§ Instructions to follow:
Repeat the listing exactly as given, omitting every image.

** start Dataset entries **

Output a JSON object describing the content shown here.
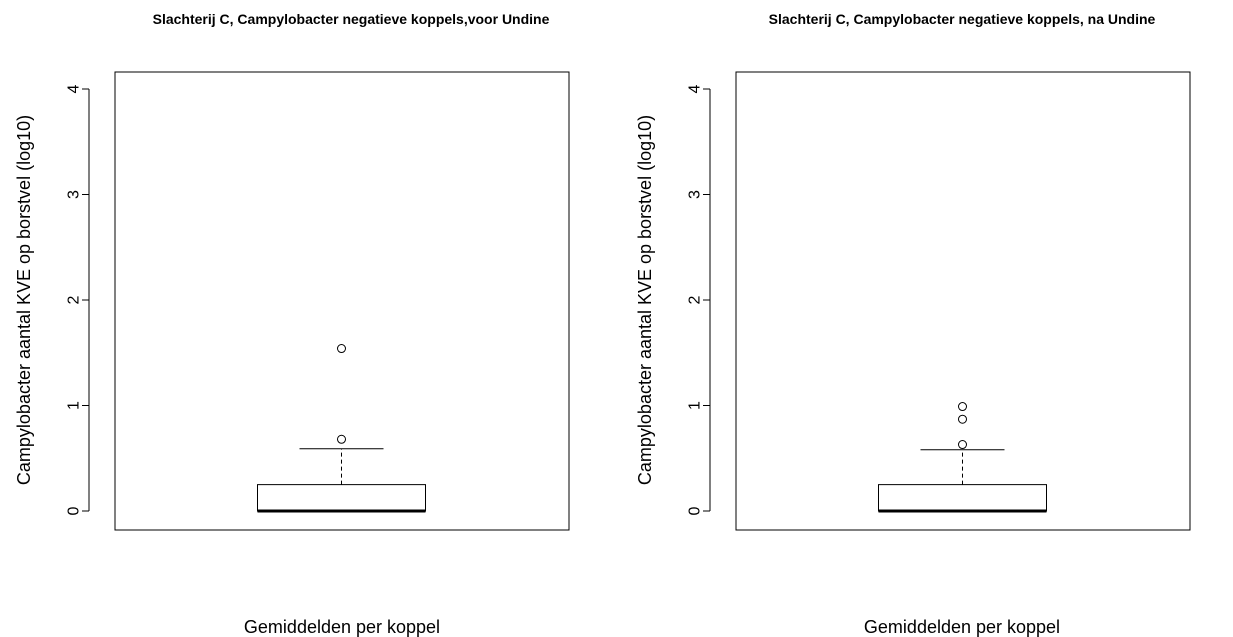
{
  "chart_data": [
    {
      "type": "boxplot",
      "title": "Slachterij C, Campylobacter negatieve koppels,voor Undine",
      "xlabel": "Gemiddelden per koppel",
      "ylabel": "Campylobacter aantal KVE op borstvel (log10)",
      "ylim": [
        -0.15,
        4.15
      ],
      "yticks": [
        0,
        1,
        2,
        3,
        4
      ],
      "box": {
        "min": 0,
        "q1": 0,
        "median": 0,
        "q3": 0.25,
        "whisker_high": 0.59
      },
      "outliers": [
        0.68,
        1.54
      ],
      "grid": false
    },
    {
      "type": "boxplot",
      "title": "Slachterij C, Campylobacter negatieve koppels, na Undine",
      "xlabel": "Gemiddelden per koppel",
      "ylabel": "Campylobacter aantal KVE op borstvel (log10)",
      "ylim": [
        -0.15,
        4.15
      ],
      "yticks": [
        0,
        1,
        2,
        3,
        4
      ],
      "box": {
        "min": 0,
        "q1": 0,
        "median": 0,
        "q3": 0.25,
        "whisker_high": 0.58
      },
      "outliers": [
        0.63,
        0.87,
        0.99
      ],
      "grid": false
    }
  ]
}
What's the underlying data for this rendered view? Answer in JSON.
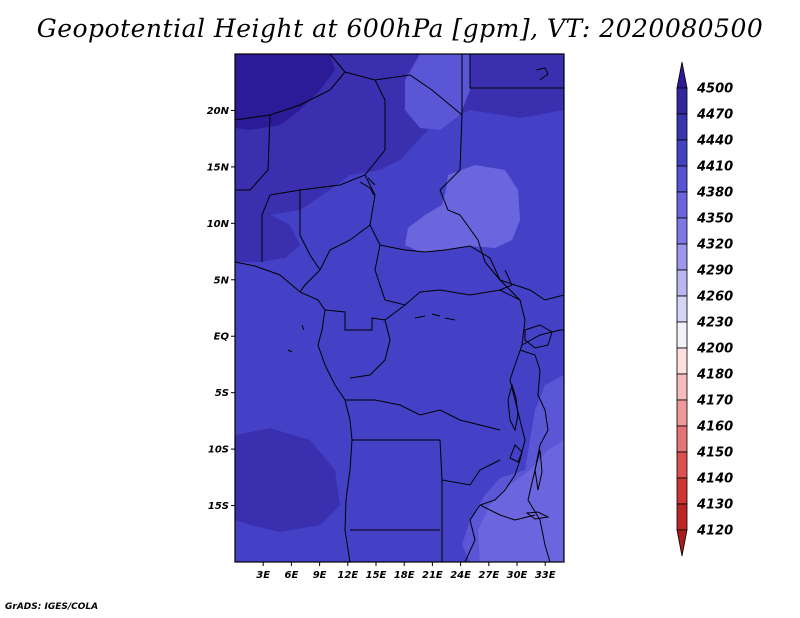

** end Dataset entries **

§ Expected answer:
Output a JSON object describing the content shown here.
{
  "chart_data": [
    {
      "type": "boxplot",
      "title": "Slachterij C, Campylobacter negatieve koppels,voor Undine",
      "xlabel": "Gemiddelden per koppel",
      "ylabel": "Campylobacter aantal KVE op borstvel (log10)",
      "ylim": [
        -0.15,
        4.15
      ],
      "yticks": [
        0,
        1,
        2,
        3,
        4
      ],
      "box": {
        "min": 0,
        "q1": 0,
        "median": 0,
        "q3": 0.25,
        "whisker_high": 0.59
      },
      "outliers": [
        0.68,
        1.54
      ],
      "grid": false
    },
    {
      "type": "boxplot",
      "title": "Slachterij C, Campylobacter negatieve koppels, na Undine",
      "xlabel": "Gemiddelden per koppel",
      "ylabel": "Campylobacter aantal KVE op borstvel (log10)",
      "ylim": [
        -0.15,
        4.15
      ],
      "yticks": [
        0,
        1,
        2,
        3,
        4
      ],
      "box": {
        "min": 0,
        "q1": 0,
        "median": 0,
        "q3": 0.25,
        "whisker_high": 0.58
      },
      "outliers": [
        0.63,
        0.87,
        0.99
      ],
      "grid": false
    }
  ]
}
What's the underlying data for this rendered view? Answer in JSON.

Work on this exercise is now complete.